Problem statement: Please write the next part of the passage on slip and fall accidents, starting right after its last sentence.

Quoted passage:
==*==
Slip and fall accidents are often caused by property owners failing to maintain their property or warn of dangerous conditions.

Top Causes of Slip and Fall AccidentsSlip and fall accidents are one of the most common types of premise accidents, or accidents caused by unsafe conditions on someone else’s property. Commercial and residential property owners alike are expected to be aware of potentially dangerous conditions on their property and take the steps required to make their property reasonably safe for visitors. When they fail to fulfil this responsibility and visitors are injured as a result, they can be held liable for the injuries suffered through a premise accident claim.
Three of the most common dangerous conditions cited in premise accident claims involving slip and fall accidents are:
Wet Floors: Some types of flooring can become incredibly slippery when wet, but the danger may be very hard to detect without proper signage. If a store employee or property manager mops the floor but fails to put up a “wet floor” sign and someone falls and suffers an injury, they could be held liable for medical bills and other damages.
Unsafe Walkways: Failing to keep sidewalks in good repair, allowing wooden stairs or decking to rot, or failing to put reflective tape at the edge of hard-to-see stairs are all examples of dangerous walkway conditions that could cause someone to slip and fall or trip and fall.
Inadequate Lighting: A lack of proper lighting can also contribute to slip and fall accidents. For example, if the lights that guide theater patrons through aisles and down stairways are burnt out or malfunctioning, someone could easily fall and be injured.
==*==
Items from a dataset:
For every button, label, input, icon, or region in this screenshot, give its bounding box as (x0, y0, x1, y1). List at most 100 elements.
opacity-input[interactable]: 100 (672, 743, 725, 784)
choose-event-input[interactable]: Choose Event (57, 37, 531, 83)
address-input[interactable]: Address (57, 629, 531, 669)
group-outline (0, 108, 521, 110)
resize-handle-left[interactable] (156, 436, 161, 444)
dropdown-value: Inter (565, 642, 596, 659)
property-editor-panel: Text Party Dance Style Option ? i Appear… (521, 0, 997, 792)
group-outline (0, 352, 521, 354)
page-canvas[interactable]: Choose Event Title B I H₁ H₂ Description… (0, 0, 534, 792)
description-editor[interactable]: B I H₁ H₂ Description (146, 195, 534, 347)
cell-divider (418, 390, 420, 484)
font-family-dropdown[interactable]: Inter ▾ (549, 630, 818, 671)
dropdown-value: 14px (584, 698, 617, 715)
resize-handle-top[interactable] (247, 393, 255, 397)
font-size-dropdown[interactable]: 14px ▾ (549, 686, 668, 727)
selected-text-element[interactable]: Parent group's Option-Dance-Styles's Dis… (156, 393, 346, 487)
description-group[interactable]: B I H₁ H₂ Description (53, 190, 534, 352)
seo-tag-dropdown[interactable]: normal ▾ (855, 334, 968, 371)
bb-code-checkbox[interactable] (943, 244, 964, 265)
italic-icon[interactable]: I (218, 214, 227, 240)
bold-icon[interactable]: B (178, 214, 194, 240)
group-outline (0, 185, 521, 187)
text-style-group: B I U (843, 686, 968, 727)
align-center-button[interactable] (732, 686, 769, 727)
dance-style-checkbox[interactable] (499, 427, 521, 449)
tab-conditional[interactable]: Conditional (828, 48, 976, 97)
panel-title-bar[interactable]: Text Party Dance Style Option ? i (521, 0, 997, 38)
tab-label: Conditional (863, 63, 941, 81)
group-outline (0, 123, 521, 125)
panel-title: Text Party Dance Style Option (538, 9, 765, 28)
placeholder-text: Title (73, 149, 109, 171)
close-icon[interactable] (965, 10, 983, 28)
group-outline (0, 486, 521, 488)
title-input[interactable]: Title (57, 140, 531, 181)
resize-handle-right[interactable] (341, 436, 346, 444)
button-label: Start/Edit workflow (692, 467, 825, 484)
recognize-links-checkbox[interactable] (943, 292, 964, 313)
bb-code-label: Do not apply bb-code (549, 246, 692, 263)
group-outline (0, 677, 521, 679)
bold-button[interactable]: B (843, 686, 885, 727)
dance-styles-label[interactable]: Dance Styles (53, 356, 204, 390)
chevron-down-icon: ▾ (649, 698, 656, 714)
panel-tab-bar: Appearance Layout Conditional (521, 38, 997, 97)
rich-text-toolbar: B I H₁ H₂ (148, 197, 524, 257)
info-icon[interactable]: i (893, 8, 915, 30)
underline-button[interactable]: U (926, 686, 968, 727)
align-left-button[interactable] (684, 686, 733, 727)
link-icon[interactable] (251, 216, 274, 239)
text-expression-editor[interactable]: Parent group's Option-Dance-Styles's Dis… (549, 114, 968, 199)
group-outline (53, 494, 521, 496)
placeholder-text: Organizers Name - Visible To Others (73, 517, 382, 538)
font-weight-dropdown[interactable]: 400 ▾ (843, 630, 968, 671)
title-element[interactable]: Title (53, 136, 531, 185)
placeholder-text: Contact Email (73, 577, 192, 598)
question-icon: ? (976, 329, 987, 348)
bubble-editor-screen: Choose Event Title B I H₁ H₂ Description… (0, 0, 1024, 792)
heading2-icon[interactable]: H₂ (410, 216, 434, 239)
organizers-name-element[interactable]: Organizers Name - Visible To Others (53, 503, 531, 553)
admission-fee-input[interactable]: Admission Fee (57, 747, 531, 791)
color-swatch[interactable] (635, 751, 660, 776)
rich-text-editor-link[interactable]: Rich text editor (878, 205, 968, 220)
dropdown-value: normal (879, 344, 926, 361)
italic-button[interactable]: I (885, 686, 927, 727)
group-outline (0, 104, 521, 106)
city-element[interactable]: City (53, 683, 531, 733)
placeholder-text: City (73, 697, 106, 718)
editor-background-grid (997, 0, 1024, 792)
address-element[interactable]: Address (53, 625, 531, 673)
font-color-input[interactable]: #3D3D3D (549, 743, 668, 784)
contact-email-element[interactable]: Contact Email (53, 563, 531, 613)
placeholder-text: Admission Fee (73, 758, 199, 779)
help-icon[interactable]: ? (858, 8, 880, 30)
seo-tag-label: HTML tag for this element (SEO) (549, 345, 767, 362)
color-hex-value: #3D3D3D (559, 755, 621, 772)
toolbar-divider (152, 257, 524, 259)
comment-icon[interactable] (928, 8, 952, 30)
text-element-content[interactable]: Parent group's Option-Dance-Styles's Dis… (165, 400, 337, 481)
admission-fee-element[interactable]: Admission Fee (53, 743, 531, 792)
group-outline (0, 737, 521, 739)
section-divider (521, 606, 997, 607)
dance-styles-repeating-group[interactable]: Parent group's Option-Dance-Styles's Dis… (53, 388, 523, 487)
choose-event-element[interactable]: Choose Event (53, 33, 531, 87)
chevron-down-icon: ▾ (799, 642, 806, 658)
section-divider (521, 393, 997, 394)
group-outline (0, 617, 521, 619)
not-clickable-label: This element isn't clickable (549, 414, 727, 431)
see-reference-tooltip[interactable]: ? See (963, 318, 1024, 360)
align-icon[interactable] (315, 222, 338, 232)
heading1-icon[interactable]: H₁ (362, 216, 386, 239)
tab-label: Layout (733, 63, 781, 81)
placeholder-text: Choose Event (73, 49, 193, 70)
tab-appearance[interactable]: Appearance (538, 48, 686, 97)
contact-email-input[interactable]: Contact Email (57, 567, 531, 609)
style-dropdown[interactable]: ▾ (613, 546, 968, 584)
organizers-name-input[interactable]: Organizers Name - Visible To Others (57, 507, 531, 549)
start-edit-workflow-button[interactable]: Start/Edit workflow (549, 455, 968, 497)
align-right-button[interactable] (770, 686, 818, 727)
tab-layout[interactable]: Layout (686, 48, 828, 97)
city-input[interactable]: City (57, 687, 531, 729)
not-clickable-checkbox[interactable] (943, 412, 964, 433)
==*==
Answer to the exercise:
Proving Negligence on the Part of the Property Owner

In any of the above scenarios, the key to securing compensation is proving that the property owner (or other responsible party such as a property manager, builder, or business owner) was negligent. An expert premise accident attorney can help you prove that the property owner either knew of the dangerous condition and failed to correct it or issue a warning, or else should have known about the condition had they taken reasonable care to inspect their property.

Open and Obvious Dangers

One exception to the rule when it comes to premise liability cases is open and obvious dangers. These are conditions that are deemed to be so obvious that any reasonable person should have known to avoid them, even without warning from the property owner. In this case it may be much more difficult to secure compensation for your injuries.

Comparative Negligence

In the event of a slip and fall accident, the property owner may try to convince you that your accident was your own fault. Do not fall for this tactic! Under California law, you and the property owner can both be considered partially at fault for the accident thanks to the concept of comparative negligence. In this case the property owner will have to pay the percentage of your damages corresponding to their amount of liability for the accident.